- _KERJAKAN BERIKUT_:
Jawablah pertanyaan berikut berdasarkan tulisan tentang batik Lasem.
(a) Perajin batik mana yang didatangi pada pagi hari?
(b) Divisi apa yang sedang libur pada hari itu?
(c) Batik dari daerah mana yang disebut selalu mengambil nuansa soga?

- _HALAMAN_:
____

Pages

Monday, December 3, 2007

Rembang-Lasem Day Two: Rembang - Lasem - Dadapan

Lasem terkenal akan batik tulisnya. Seperti batik di Pekalongan, atau Tuban, batik Lasem juga merupakan batik pesisir yang dulunya dibawa oleh pedagang keluar dari kraton dan dikembangkan di daerah-daerah pesisir yang multikultur. Tak heran sentuhan beberapa budaya kadang muncul dalam satu lembar kain batik.

Dulu, batik-batik tulis ini sempat mengalami masa kejayaannya. Tapi sekarang batik-batik mengalami apa yang disenut hidup segan, mati tak mau. Dari puluhan perajin batik, sekarang hanya sedikit yang tersisa. Hanya tinggal dua malah, sekilas aku dengar. Salah satunya Batik Purnomo yang kami datangi pagi-pagi hari agar dapat melihat pembuatannya.

Pembuatan batik di Lasem dikerjakan dalam kelompok. Ada yang membuat pola, ada yang menggambarnya di kain, ada yang ngeblok dengan lilin, nyorek, nembok, nitik, dan nyecek. Terakhir, proses pewarnaan dan nglorot. Sayang hari itu divisi pewarnaan dan nglorot sedang libur.

Sesuai dengan batik pesisir, batik-batik di Lasem penuh dengan warna dan motif. Ada hewan, ada bunga, ada motif abstrak, lalu warna ungu, hijau, merah, hingga biru. Tak seperti batik Jogja dan Solo yang selalu mengambil nuansa soga.

____

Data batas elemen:
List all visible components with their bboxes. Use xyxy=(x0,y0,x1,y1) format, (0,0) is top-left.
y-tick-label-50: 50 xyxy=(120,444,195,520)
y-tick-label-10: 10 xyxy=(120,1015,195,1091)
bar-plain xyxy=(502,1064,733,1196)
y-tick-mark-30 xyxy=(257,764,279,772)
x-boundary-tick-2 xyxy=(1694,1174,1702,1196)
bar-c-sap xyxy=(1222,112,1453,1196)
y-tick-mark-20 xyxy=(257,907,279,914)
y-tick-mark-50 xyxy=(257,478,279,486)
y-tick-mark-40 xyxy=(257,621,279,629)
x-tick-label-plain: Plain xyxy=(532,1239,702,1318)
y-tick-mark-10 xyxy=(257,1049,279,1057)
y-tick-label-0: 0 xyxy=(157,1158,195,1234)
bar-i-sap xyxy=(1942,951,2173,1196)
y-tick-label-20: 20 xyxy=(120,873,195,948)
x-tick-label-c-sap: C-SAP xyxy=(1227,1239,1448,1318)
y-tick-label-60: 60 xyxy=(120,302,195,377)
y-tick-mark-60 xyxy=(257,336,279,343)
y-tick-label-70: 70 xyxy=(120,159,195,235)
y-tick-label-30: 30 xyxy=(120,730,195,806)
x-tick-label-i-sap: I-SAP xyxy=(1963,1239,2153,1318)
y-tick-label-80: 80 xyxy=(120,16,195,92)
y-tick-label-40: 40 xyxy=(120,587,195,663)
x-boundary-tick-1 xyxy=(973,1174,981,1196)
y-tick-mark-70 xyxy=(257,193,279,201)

____

- _HASIL LATIHAN_:
(a) Batik Purnomo.
(b) Divisi pewarnaan dan nglorot.
(c) Jogja dan Solo.